Write out the entire listing below exactly, with the pictures left out.

(DATASET EXCERPTS):
=====

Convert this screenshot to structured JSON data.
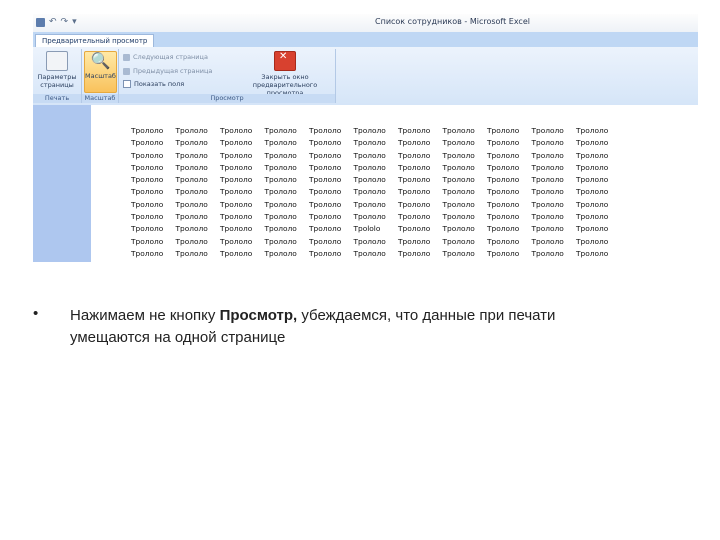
{
  "window": {
    "title": "Список сотрудников - Microsoft Excel"
  },
  "quick_access": {
    "save_icon": "save-icon",
    "undo": "↶",
    "redo": "↷",
    "dropdown": "▾"
  },
  "ribbon": {
    "active_tab": "Предварительный просмотр",
    "groups": {
      "print": {
        "label": "Печать",
        "buttons": {
          "page_setup": "Параметры страницы"
        }
      },
      "zoom": {
        "label": "Масштаб",
        "buttons": {
          "zoom": "Масштаб"
        }
      },
      "preview": {
        "label": "Просмотр",
        "buttons": {
          "next_page": "Следующая страница",
          "prev_page": "Предыдущая страница",
          "show_margins": "Показать поля",
          "close_preview": "Закрыть окно предварительного просмотра"
        }
      }
    }
  },
  "sheet": {
    "cell_text": "Трололо",
    "rows": [
      [
        "Трололо",
        "Трололо",
        "Трололо",
        "Трололо",
        "Трололо",
        "Трололо",
        "Трололо",
        "Трололо",
        "Трололо",
        "Трололо",
        "Трололо"
      ],
      [
        "Трололо",
        "Трололо",
        "Трололо",
        "Трололо",
        "Трололо",
        "Трололо",
        "Трололо",
        "Трололо",
        "Трололо",
        "Трололо",
        "Трололо"
      ],
      [
        "Трололо",
        "Трололо",
        "Трололо",
        "Трололо",
        "Трололо",
        "Трололо",
        "Трололо",
        "Трололо",
        "Трололо",
        "Трололо",
        "Трололо"
      ],
      [
        "Трололо",
        "Трололо",
        "Трололо",
        "Трололо",
        "Трололо",
        "Трололо",
        "Трололо",
        "Трололо",
        "Трололо",
        "Трололо",
        "Трололо"
      ],
      [
        "Трололо",
        "Трололо",
        "Трололо",
        "Трололо",
        "Трололо",
        "Трололо",
        "Трололо",
        "Трололо",
        "Трололо",
        "Трололо",
        "Трололо"
      ],
      [
        "Трололо",
        "Трололо",
        "Трололо",
        "Трололо",
        "Трололо",
        "Трололо",
        "Трололо",
        "Трололо",
        "Трололо",
        "Трололо",
        "Трололо"
      ],
      [
        "Трололо",
        "Трололо",
        "Трололо",
        "Трололо",
        "Трололо",
        "Трололо",
        "Трололо",
        "Трололо",
        "Трололо",
        "Трололо",
        "Трололо"
      ],
      [
        "Трололо",
        "Трололо",
        "Трололо",
        "Трололо",
        "Трололо",
        "Трололо",
        "Трололо",
        "Трололо",
        "Трололо",
        "Трололо",
        "Трололо"
      ],
      [
        "Трололо",
        "Трололо",
        "Трололо",
        "Трололо",
        "Трололо",
        "Трololo",
        "Трололо",
        "Трололо",
        "Трололо",
        "Трололо",
        "Трололо"
      ],
      [
        "Трололо",
        "Трололо",
        "Трололо",
        "Трололо",
        "Трололо",
        "Трололо",
        "Трололо",
        "Трололо",
        "Трололо",
        "Трололо",
        "Трололо"
      ],
      [
        "Трололо",
        "Трололо",
        "Трололо",
        "Трололо",
        "Трололо",
        "Трололо",
        "Трололо",
        "Трололо",
        "Трололо",
        "Трололо",
        "Трололо"
      ]
    ]
  },
  "caption": {
    "bullet": "•",
    "before": "Нажимаем не кнопку ",
    "bold": "Просмотр,",
    "after": " убеждаемся, что данные при печати умещаются на одной странице"
  },
  "colors": {
    "ribbon_bg": "#d5e5f8",
    "tab_row": "#bfd7f4",
    "zoom_active": "#f9c25c",
    "left_strip": "#aec7ef"
  }
}
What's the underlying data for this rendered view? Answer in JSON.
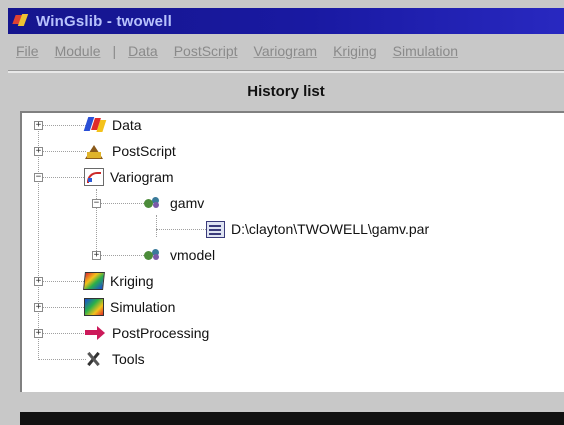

=====

(PROBLEM SOLUTION):
Convert this screenshot to structured JSON data.
{
  "window": {
    "title": "Список сотрудников - Microsoft Excel"
  },
  "quick_access": {
    "save_icon": "save-icon",
    "undo": "↶",
    "redo": "↷",
    "dropdown": "▾"
  },
  "ribbon": {
    "active_tab": "Предварительный просмотр",
    "groups": {
      "print": {
        "label": "Печать",
        "buttons": {
          "page_setup": "Параметры страницы"
        }
      },
      "zoom": {
        "label": "Масштаб",
        "buttons": {
          "zoom": "Масштаб"
        }
      },
      "preview": {
        "label": "Просмотр",
        "buttons": {
          "next_page": "Следующая страница",
          "prev_page": "Предыдущая страница",
          "show_margins": "Показать поля",
          "close_preview": "Закрыть окно предварительного просмотра"
        }
      }
    }
  },
  "sheet": {
    "cell_text": "Трололо",
    "rows": [
      [
        "Трололо",
        "Трололо",
        "Трололо",
        "Трололо",
        "Трололо",
        "Трололо",
        "Трололо",
        "Трололо",
        "Трололо",
        "Трололо",
        "Трололо"
      ],
      [
        "Трололо",
        "Трололо",
        "Трололо",
        "Трололо",
        "Трололо",
        "Трололо",
        "Трололо",
        "Трололо",
        "Трололо",
        "Трололо",
        "Трололо"
      ],
      [
        "Трололо",
        "Трололо",
        "Трололо",
        "Трололо",
        "Трололо",
        "Трололо",
        "Трололо",
        "Трололо",
        "Трололо",
        "Трололо",
        "Трололо"
      ],
      [
        "Трололо",
        "Трололо",
        "Трололо",
        "Трололо",
        "Трололо",
        "Трололо",
        "Трололо",
        "Трололо",
        "Трололо",
        "Трололо",
        "Трололо"
      ],
      [
        "Трололо",
        "Трололо",
        "Трололо",
        "Трололо",
        "Трололо",
        "Трололо",
        "Трололо",
        "Трололо",
        "Трололо",
        "Трололо",
        "Трололо"
      ],
      [
        "Трололо",
        "Трололо",
        "Трололо",
        "Трололо",
        "Трололо",
        "Трололо",
        "Трололо",
        "Трололо",
        "Трололо",
        "Трололо",
        "Трололо"
      ],
      [
        "Трололо",
        "Трололо",
        "Трололо",
        "Трололо",
        "Трололо",
        "Трололо",
        "Трололо",
        "Трололо",
        "Трололо",
        "Трололо",
        "Трололо"
      ],
      [
        "Трололо",
        "Трололо",
        "Трололо",
        "Трололо",
        "Трололо",
        "Трололо",
        "Трололо",
        "Трололо",
        "Трололо",
        "Трололо",
        "Трололо"
      ],
      [
        "Трололо",
        "Трололо",
        "Трололо",
        "Трололо",
        "Трололо",
        "Трololo",
        "Трололо",
        "Трололо",
        "Трололо",
        "Трололо",
        "Трололо"
      ],
      [
        "Трололо",
        "Трололо",
        "Трололо",
        "Трололо",
        "Трололо",
        "Трололо",
        "Трололо",
        "Трололо",
        "Трололо",
        "Трололо",
        "Трололо"
      ],
      [
        "Трололо",
        "Трололо",
        "Трололо",
        "Трололо",
        "Трололо",
        "Трололо",
        "Трололо",
        "Трололо",
        "Трололо",
        "Трололо",
        "Трололо"
      ]
    ]
  },
  "caption": {
    "bullet": "•",
    "before": "Нажимаем не кнопку ",
    "bold": "Просмотр,",
    "after": " убеждаемся, что данные при печати умещаются на одной странице"
  },
  "colors": {
    "ribbon_bg": "#d5e5f8",
    "tab_row": "#bfd7f4",
    "zoom_active": "#f9c25c",
    "left_strip": "#aec7ef"
  }
}
What's the underlying data for this rendered view? Answer in JSON.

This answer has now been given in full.